▶ Text passage:
People who understand pointers just use a "pointer to the entry pointer", and initialize that with the address of the list_head. And then as they traverse the list, they can remove the entry without using any conditionals, by just doing a "*pp = entry->next". (...)
Other resources that may be helpful:
C double pointers
Pointers to Pointers
Why use double pointer? or Why use pointers to pointers?
In your particular example there is no need for the double pointer. However it can be needed, if, for example, you were to do something like this:
struct node* push(struct node** head, int data)
{
struct node* newnode = malloc(sizeof(struct node));
newnode->data=data;
newnode->next=*head;
//vvvvvvvvvvvvvvvv
*head = newnode; //you say that now the new node is the head.
//^^^^^^^^^^^^^^^^
return newnode;
}
Observation and Finding, WHY...
I decided to do some experiments and make some conclusion,
OBSERVATION 1- If the linked list is not empty then we can add the nodes in it (obviously at the end) by using a single pointer only.
int insert(struct LinkedList *root, int item){
struct LinkedList *temp = (struct LinkedList*)malloc(sizeof(struct LinkedList));
temp->data=item;
temp->next=NULL;
struct LinkedList *p = root;
while(p->next!=NULL){
p=p->next;
}
p->next=temp;
return 0;
}
int main(){
int m;
struct LinkedList *A=(struct LinkedList*)malloc(sizeof(struct LinkedList));
//now we want to add one element to the list so that the list becomes non-empty
A->data=5;
A->next=NULL;
cout<<"enter the element to be inserted\n"; cin>>m;
insert(A,m);
return 0;
}
Its simple to explain (Basic). We have a pointer in our main function which points to the first node (root) of the list. In the insert() function we pass the address of the root node and using this address we reach the end of the list and add a node to it. So we can conclude that if we have address of a variable in a function (not the main function) we can make permanent changes in the value of that variable from that function which would reflect in the main function.
OBSERVATION 2- The above method of adding node failed when the list was empty.
int insert(struct LinkedList *root, int item){
struct LinkedList *temp = (struct LinkedList*)malloc(sizeof(struct LinkedList));
temp->data=item;
temp->next=NULL;
struct LinkedList *p=root;
if(p==NULL){
p=temp;
}
else{
while(p->next!=NULL){
p=p->next;
}
p->next=temp;
}
return 0;
}
int main(){
int m;
struct LinkedList *A=NULL; //initialise the list to be empty
cout<<"enter the element to be inserted\n";
cin>>m;
insert(A,m);
return 0;
}
If you keep on adding elements and finally display the list then you would find that the list has undergone no changes and still it is empty.
The question which struck my mind was in this case also we are passing the address of the root node then why modifications are not happening as permanent modifications and list in the main function undergoes no changes. WHY? WHY? WHY?
Then I observed one thing, when I write A=NULL the address of A becomes 0. This means now A is not pointing to any location in memory. So I removed the line A=NULL; and made some modification in the insert function.
some modifications,(below insert() function can add only one element to an empty list, just wrote this function for testing purpose)

▶ Supplied data:
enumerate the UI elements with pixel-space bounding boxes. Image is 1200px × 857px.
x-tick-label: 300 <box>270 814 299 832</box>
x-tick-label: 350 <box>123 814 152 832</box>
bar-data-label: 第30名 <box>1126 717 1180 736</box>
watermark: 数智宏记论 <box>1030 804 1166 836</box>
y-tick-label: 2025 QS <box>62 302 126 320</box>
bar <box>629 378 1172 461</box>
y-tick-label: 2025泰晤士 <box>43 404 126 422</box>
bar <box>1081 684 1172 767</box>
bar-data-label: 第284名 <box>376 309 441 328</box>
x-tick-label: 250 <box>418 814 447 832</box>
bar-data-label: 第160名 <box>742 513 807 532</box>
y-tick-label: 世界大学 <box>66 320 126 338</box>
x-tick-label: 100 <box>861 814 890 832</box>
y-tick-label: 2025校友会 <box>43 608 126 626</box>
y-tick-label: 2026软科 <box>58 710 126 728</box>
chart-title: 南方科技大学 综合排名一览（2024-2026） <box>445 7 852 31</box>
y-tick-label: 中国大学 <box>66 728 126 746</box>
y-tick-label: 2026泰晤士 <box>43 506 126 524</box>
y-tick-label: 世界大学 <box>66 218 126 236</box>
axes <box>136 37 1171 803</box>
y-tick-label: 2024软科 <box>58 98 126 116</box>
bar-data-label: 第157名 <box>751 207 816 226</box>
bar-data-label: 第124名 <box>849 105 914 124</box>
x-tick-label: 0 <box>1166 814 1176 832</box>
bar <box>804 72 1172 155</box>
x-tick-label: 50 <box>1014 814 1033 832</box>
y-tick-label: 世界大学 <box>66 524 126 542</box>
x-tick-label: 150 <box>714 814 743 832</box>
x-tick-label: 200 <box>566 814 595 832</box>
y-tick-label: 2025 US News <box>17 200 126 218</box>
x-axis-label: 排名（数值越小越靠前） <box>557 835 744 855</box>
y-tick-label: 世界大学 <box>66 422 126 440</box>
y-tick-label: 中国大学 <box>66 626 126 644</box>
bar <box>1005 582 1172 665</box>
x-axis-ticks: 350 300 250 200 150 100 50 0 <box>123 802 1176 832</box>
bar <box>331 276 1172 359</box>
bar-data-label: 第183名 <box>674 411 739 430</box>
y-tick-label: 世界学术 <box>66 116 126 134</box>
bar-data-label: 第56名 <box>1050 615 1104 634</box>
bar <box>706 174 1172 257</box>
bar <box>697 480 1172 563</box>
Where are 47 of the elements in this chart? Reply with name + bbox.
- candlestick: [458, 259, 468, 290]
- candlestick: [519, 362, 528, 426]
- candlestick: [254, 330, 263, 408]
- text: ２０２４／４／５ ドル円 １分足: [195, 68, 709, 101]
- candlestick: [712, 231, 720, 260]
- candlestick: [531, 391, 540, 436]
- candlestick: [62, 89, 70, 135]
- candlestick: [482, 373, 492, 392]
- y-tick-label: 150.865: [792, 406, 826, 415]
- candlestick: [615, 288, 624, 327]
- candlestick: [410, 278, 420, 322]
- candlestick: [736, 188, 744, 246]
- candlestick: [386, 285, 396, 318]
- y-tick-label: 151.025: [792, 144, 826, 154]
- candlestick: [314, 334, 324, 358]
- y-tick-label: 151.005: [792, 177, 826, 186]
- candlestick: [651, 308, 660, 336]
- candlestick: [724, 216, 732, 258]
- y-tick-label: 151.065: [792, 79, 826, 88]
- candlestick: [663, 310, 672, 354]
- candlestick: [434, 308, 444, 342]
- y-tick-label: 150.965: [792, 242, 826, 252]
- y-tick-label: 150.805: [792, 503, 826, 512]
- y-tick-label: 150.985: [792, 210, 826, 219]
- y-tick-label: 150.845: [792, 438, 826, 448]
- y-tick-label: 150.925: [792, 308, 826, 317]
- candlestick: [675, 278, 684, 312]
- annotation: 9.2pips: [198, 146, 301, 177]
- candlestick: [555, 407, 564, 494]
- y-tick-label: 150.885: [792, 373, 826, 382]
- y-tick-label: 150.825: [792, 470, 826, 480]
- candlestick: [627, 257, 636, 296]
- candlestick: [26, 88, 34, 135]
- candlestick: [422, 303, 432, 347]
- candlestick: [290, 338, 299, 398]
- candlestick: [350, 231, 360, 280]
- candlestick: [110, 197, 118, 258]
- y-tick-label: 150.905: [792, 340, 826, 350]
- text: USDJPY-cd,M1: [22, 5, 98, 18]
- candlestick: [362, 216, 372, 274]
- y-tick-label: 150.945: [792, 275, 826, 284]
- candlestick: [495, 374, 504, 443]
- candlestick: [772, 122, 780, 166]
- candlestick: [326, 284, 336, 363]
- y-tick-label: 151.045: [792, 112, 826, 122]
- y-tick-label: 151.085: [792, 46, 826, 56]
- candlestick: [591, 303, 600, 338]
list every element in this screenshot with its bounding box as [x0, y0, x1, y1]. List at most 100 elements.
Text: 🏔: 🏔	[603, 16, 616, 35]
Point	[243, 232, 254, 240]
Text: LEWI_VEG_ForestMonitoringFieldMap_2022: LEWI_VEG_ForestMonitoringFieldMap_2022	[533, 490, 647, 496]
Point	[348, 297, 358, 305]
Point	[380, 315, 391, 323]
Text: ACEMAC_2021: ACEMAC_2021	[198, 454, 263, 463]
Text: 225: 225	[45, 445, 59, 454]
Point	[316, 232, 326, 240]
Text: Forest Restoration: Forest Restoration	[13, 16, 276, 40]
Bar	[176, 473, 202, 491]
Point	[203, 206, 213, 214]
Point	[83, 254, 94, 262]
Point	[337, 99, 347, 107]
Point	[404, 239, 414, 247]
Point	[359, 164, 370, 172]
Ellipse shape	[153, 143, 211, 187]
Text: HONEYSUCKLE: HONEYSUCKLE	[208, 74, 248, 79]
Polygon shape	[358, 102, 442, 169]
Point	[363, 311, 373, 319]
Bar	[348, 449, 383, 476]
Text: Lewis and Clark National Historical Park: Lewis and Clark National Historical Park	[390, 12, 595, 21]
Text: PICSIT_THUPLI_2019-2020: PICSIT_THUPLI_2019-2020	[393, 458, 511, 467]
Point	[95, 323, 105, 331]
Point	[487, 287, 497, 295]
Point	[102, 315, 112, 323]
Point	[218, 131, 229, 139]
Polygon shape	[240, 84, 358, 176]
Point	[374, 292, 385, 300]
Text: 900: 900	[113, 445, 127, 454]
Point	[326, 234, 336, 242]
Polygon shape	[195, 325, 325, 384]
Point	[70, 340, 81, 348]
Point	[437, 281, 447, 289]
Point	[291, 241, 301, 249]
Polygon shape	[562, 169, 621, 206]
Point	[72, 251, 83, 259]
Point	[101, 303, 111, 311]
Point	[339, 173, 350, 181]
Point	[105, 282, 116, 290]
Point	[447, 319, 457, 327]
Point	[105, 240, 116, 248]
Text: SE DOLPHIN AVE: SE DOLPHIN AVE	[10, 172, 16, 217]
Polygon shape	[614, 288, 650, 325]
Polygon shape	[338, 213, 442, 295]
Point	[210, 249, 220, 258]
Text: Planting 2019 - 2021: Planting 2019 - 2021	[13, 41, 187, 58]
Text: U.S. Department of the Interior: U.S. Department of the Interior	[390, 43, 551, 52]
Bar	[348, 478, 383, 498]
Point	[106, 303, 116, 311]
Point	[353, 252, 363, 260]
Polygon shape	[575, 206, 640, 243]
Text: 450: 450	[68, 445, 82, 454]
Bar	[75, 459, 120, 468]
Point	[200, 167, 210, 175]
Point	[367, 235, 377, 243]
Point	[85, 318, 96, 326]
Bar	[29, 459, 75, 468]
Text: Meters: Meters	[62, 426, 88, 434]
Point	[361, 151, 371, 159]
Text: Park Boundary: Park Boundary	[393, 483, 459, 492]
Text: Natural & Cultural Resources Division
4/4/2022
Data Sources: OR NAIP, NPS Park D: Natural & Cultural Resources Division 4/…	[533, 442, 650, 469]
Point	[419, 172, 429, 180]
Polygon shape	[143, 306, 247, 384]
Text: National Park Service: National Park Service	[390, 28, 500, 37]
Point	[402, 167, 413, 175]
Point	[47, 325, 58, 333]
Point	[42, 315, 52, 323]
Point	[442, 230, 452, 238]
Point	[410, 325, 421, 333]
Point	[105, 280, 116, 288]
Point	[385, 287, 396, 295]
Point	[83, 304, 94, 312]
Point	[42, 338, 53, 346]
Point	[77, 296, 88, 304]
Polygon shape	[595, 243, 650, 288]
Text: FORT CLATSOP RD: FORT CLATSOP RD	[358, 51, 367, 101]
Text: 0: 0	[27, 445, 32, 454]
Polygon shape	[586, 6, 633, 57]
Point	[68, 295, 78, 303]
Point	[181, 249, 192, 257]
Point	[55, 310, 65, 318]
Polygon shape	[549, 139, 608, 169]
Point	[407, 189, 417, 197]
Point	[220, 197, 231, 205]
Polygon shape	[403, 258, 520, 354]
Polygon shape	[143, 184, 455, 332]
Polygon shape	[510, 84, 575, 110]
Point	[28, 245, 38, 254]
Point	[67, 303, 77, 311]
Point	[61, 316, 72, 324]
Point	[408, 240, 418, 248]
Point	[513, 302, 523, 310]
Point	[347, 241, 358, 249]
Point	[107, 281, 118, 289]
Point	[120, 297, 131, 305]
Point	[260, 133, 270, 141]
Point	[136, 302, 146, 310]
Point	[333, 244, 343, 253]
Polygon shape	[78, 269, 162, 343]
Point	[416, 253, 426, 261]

▶ Exercise requirements: Continue the passage on using double pointers with C linked lists, starting right after its last sentence.

▶ Reply:
int insert(struct LinkedList *root, int item){
root= (struct LinkedList *)malloc(sizeof(struct LinkedList));
root->data=item;
root->next=NULL;
return 0;
}
int main(){
int m;
struct LinkedList *A;
cout<<"enter the element to be inserted\n";
cin>>m;
insert(A,m);
return 0;
}
the above method also fails because in the insert() function root stores same address as A in the main() function but after the line root= (struct LinkedList *)malloc(sizeof(struct LinkedList)); the address stored in root changes. Thus now , root (in insert() function) and A (in main() function) store different addresses.
So the correct final program would be,
int insert(struct LinkedList *root, int item){
root->data=item;
root->next=NULL;
return 0;
}
int main(){
int m;
struct LinkedList *A = (struct LinkedList *)malloc(sizeof(struct LinkedList));
cout<<"enter the element to be inserted\n";
cin>>m;
insert(A,m);
return 0;
}
But we dont want two different functions for insertion, one when list is empty and other when list is not empty. Now comes double pointer which makes things easy.
One thing I noticed which is important is that pointers store address
and when used with '*' they give value at that address but pointers
themselves have their own address.
Now here is the complete program and later explain the concepts.
int insert(struct LinkedList **root,int item){
if(*root==NULL){
(*root)=(struct LinkedList *)malloc(sizeof(struct LinkedList));
(*root)->data=item;
(*root)->next=NULL;
}
else{
struct LinkedList *temp=(struct LinkedList *)malloc(sizeof(struct LinkedList));
temp->data=item;
temp->next=NULL;
struct LinkedList *p;
p=*root;
while(p->next!=NULL){
p=p->next;
}
p->next=temp;
}
return 0;
}
int main(){
int n,m;
struct LinkedList *A=NULL;
cout<<"enter the no of elements to be inserted\n";
cin>>n;
while(n--){
cin>>m;
insert(&A,m);
}
display(A);
return 0;
}
following are the observations,
1. root stores the address of pointer A (&A) , *root stores the address stored by pointer A and **root stores the value at address stored by A. In simple language root=&A, *root= A and **root= *A.
2. if we write *root= 1528 then it means that value at address stored in root becomes 1528 and since address stored in root is the address of pointer A (&A) thus now A=1528 (i.e. address stored in A is 1528) and this change is permanent.
whenever we are changing value of *root we are indeed changing value at address stored in root and since root=&A ( address of pointer A) we are indirectly changing value of A or address stored in A.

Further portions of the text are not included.